→ ENTRIES PROVIDED:
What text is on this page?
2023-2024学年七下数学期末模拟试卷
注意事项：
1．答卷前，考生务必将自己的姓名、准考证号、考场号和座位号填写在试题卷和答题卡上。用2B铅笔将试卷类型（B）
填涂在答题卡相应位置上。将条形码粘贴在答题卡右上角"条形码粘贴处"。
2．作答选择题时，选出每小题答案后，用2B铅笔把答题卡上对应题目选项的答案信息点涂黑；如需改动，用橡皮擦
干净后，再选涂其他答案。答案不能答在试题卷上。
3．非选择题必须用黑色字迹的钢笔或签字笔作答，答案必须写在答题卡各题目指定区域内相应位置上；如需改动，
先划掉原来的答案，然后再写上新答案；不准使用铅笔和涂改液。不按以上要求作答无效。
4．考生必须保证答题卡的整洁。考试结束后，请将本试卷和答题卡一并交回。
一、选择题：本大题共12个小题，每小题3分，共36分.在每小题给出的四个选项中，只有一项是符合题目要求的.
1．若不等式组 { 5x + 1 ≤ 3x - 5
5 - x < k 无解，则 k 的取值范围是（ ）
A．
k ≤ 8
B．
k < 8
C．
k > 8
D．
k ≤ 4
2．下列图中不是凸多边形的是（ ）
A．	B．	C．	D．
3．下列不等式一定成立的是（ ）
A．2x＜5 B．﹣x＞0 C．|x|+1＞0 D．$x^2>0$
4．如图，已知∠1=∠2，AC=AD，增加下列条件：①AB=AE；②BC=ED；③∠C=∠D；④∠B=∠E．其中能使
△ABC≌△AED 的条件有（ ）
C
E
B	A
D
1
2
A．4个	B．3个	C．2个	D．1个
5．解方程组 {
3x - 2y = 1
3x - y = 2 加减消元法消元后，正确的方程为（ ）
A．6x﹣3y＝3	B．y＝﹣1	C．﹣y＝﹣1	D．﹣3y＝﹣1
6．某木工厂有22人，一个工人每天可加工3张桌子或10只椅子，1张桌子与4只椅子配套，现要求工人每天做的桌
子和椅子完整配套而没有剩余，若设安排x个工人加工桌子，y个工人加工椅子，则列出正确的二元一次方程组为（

→ WHAT THIS TASK INVOLVES:
Repeat the listing above without any change.

→ REPLY:
What text is on this page?
2023-2024学年七下数学期末模拟试卷
注意事项：
1．答卷前，考生务必将自己的姓名、准考证号、考场号和座位号填写在试题卷和答题卡上。用2B铅笔将试卷类型（B）
填涂在答题卡相应位置上。将条形码粘贴在答题卡右上角"条形码粘贴处"。
2．作答选择题时，选出每小题答案后，用2B铅笔把答题卡上对应题目选项的答案信息点涂黑；如需改动，用橡皮擦
干净后，再选涂其他答案。答案不能答在试题卷上。
3．非选择题必须用黑色字迹的钢笔或签字笔作答，答案必须写在答题卡各题目指定区域内相应位置上；如需改动，
先划掉原来的答案，然后再写上新答案；不准使用铅笔和涂改液。不按以上要求作答无效。
4．考生必须保证答题卡的整洁。考试结束后，请将本试卷和答题卡一并交回。
一、选择题：本大题共12个小题，每小题3分，共36分.在每小题给出的四个选项中，只有一项是符合题目要求的.
1．若不等式组 { 5x + 1 ≤ 3x - 5
5 - x < k 无解，则 k 的取值范围是（ ）
A．
k ≤ 8
B．
k < 8
C．
k > 8
D．
k ≤ 4
2．下列图中不是凸多边形的是（ ）
A．	B．	C．	D．
3．下列不等式一定成立的是（ ）
A．2x＜5 B．﹣x＞0 C．|x|+1＞0 D．$x^2>0$
4．如图，已知∠1=∠2，AC=AD，增加下列条件：①AB=AE；②BC=ED；③∠C=∠D；④∠B=∠E．其中能使
△ABC≌△AED 的条件有（ ）
C
E
B	A
D
1
2
A．4个	B．3个	C．2个	D．1个
5．解方程组 {
3x - 2y = 1
3x - y = 2 加减消元法消元后，正确的方程为（ ）
A．6x﹣3y＝3	B．y＝﹣1	C．﹣y＝﹣1	D．﹣3y＝﹣1
6．某木工厂有22人，一个工人每天可加工3张桌子或10只椅子，1张桌子与4只椅子配套，现要求工人每天做的桌
子和椅子完整配套而没有剩余，若设安排x个工人加工桌子，y个工人加工椅子，则列出正确的二元一次方程组为（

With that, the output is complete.